Dataset entries:
□ □ □

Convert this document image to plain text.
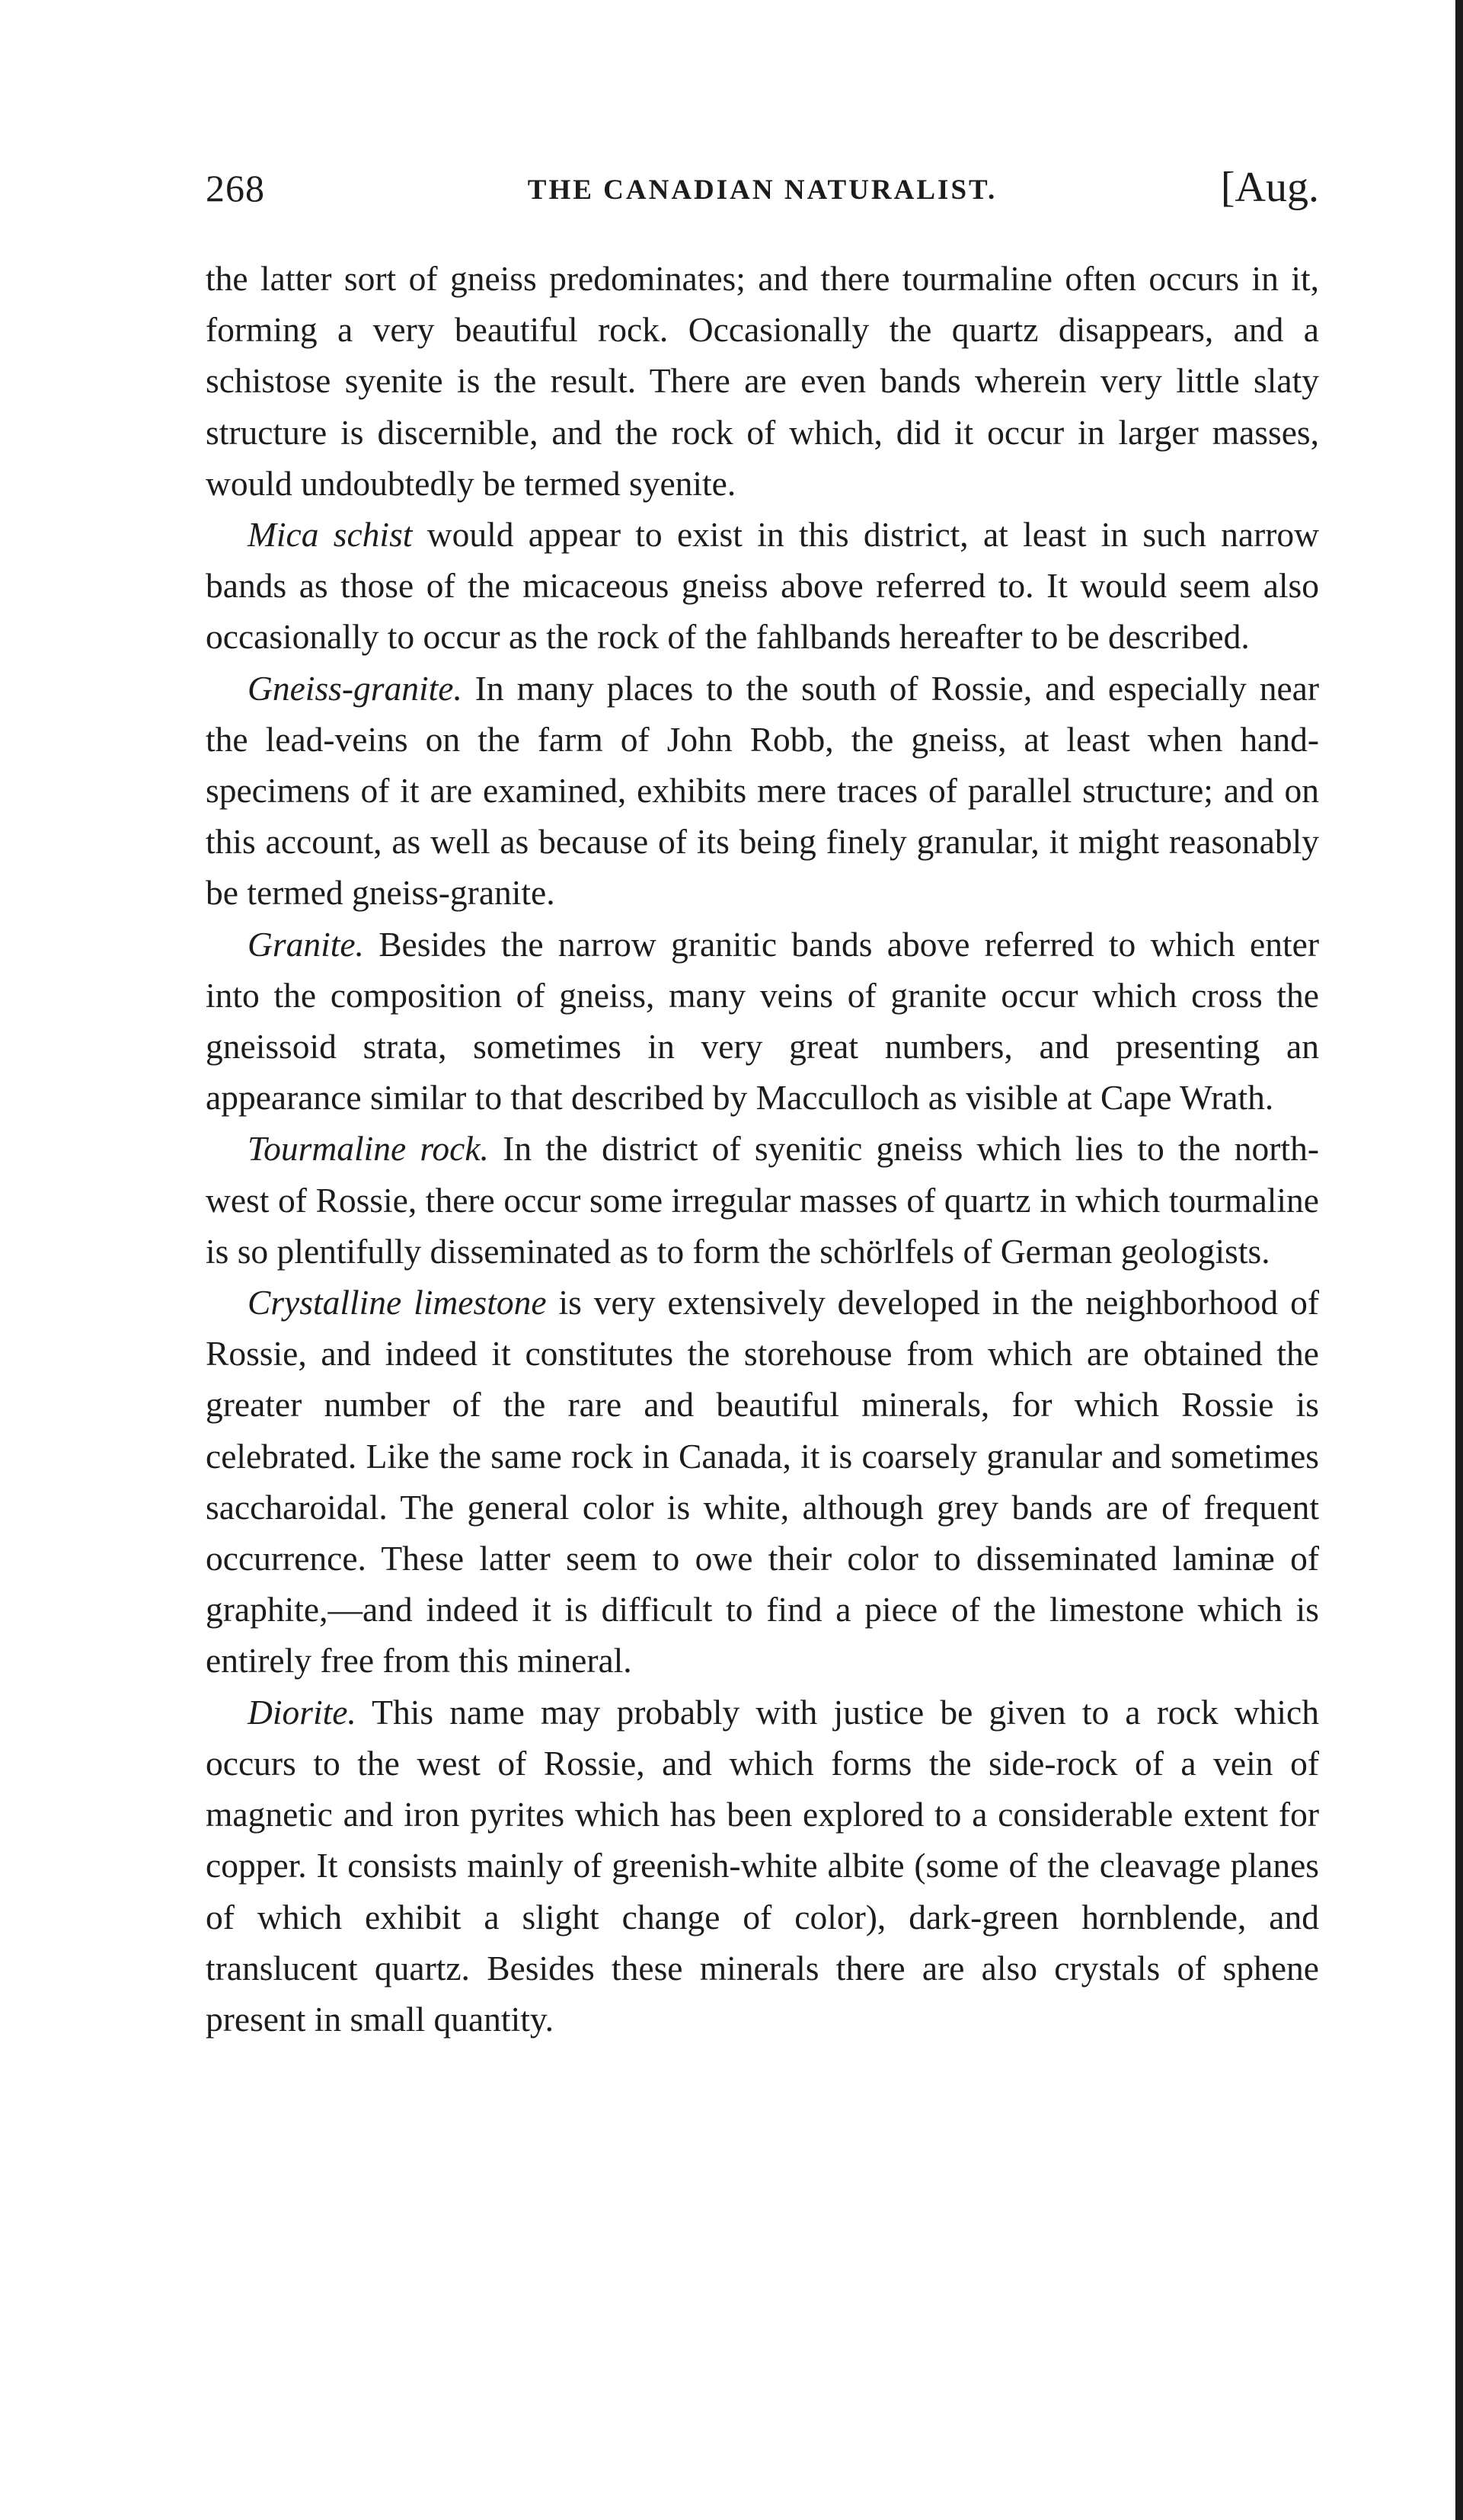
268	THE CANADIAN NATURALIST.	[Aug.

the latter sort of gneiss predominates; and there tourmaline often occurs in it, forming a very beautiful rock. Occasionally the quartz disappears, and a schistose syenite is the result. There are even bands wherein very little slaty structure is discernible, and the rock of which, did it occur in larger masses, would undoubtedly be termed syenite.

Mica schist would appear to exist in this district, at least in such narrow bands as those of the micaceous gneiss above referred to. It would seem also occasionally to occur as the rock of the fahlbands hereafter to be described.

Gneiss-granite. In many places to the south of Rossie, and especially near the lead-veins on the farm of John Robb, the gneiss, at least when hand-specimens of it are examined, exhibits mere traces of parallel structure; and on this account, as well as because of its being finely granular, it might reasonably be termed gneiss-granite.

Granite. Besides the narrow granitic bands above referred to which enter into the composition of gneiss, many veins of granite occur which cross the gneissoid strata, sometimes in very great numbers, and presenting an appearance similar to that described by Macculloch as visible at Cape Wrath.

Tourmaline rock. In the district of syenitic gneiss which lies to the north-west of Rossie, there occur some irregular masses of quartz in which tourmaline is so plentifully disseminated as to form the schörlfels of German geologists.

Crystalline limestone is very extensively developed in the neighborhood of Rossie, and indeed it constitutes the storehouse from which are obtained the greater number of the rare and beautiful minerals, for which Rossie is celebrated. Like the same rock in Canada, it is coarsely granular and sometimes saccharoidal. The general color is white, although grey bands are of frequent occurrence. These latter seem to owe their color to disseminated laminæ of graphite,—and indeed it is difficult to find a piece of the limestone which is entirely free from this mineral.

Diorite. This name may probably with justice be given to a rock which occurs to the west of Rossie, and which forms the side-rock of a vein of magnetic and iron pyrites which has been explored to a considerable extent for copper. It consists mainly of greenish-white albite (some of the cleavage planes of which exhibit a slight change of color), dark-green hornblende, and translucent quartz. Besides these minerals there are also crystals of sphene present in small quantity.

□ □ □

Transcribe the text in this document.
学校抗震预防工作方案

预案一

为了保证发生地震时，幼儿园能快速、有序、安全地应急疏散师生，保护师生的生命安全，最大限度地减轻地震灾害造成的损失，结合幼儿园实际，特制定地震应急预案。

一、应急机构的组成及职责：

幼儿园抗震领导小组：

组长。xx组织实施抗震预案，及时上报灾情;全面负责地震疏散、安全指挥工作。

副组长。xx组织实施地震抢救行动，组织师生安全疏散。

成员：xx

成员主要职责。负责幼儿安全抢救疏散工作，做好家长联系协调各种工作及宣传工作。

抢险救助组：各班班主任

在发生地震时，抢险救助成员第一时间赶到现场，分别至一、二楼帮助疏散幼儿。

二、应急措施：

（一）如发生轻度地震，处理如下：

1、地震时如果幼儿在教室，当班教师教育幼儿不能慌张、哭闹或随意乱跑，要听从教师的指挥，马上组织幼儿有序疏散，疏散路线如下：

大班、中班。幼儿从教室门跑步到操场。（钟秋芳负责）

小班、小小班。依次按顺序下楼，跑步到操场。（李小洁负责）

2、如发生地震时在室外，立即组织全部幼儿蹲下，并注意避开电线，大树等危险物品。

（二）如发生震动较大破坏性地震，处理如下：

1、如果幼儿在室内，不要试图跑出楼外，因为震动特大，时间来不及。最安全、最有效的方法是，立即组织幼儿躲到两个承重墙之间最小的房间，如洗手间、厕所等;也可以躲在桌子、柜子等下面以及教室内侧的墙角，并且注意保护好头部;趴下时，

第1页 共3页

□ □ □

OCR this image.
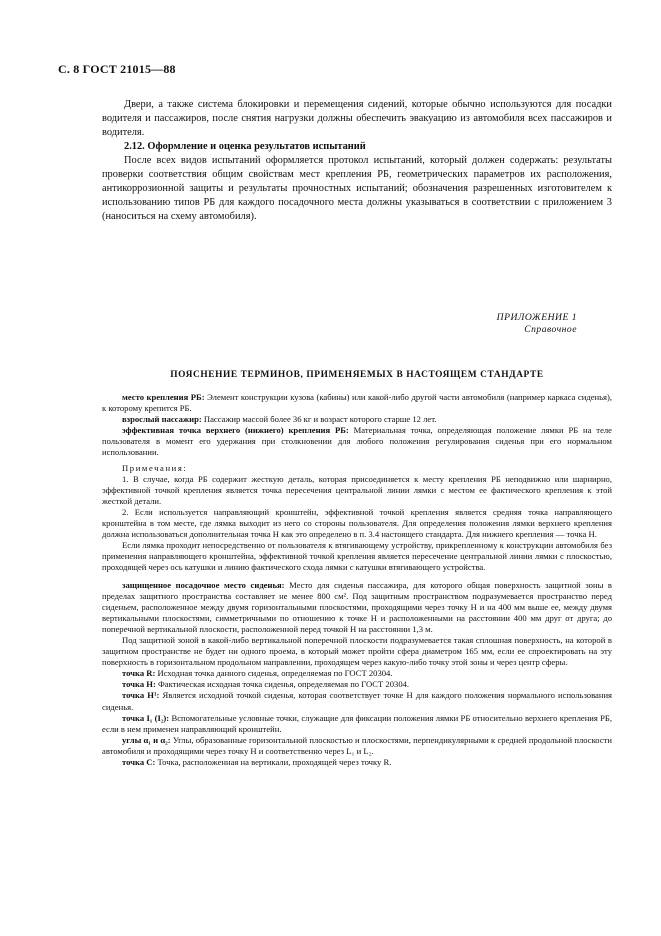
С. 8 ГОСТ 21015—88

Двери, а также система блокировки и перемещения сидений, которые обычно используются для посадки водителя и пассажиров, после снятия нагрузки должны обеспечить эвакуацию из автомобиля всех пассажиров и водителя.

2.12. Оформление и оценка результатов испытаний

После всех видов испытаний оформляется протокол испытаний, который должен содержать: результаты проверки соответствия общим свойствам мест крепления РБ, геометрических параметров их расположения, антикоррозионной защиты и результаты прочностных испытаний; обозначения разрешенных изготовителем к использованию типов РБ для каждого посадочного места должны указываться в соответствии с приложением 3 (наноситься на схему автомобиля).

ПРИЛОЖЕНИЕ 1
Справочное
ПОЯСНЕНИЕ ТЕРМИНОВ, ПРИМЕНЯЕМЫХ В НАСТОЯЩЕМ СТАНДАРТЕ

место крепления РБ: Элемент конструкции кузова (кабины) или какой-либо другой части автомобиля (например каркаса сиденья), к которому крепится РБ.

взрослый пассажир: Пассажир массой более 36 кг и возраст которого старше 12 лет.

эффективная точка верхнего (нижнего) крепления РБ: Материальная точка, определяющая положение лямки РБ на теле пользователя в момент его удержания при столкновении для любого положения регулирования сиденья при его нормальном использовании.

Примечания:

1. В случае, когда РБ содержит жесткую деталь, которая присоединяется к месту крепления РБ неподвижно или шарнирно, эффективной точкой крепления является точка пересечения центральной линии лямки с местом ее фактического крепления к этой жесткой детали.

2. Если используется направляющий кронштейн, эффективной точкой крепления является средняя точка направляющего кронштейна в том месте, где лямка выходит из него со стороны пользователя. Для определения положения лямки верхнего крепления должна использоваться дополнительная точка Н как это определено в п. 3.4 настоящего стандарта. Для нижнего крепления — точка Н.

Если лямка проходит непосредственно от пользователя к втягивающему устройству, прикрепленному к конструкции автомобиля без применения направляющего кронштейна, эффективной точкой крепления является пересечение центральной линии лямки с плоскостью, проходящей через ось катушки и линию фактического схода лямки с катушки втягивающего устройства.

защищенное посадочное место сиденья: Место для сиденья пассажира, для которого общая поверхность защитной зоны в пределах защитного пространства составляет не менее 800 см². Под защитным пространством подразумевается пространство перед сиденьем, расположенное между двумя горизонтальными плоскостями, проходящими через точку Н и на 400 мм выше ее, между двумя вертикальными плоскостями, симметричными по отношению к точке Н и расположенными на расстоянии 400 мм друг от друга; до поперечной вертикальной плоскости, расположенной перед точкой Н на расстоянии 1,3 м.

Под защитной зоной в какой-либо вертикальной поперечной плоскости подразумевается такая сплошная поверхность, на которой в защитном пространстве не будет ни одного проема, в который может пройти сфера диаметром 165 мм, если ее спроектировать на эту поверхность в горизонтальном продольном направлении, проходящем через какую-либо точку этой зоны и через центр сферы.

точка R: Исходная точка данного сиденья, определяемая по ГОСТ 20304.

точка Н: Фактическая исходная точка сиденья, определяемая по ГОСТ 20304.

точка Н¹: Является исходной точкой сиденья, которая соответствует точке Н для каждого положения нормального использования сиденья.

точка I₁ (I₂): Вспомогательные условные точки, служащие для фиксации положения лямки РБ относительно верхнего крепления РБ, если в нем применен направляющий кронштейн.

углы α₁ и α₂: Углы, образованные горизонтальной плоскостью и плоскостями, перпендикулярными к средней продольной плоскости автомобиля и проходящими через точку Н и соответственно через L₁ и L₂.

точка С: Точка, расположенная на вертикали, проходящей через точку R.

□ □ □

From the records given above, copy all lines containing "document".

Written solution:
Convert this document image to plain text.
Transcribe the text in this document.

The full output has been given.